----- Record set -----
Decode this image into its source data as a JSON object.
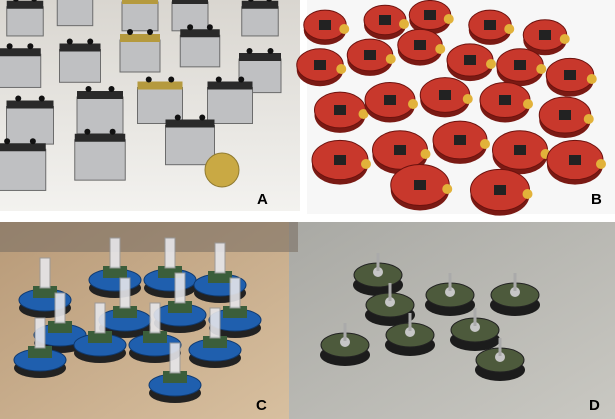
{
  "panels": [
    {
      "label": "A"
    },
    {
      "label": "B"
    },
    {
      "label": "C"
    },
    {
      "label": "D"
    }
  ]
}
-----
Given request
Reproduce every line precisely as given, omitting all pictures.

The completed task
Decode this image into its source data as a JSON object.
{
  "panels": [
    {
      "label": "A"
    },
    {
      "label": "B"
    },
    {
      "label": "C"
    },
    {
      "label": "D"
    }
  ]
}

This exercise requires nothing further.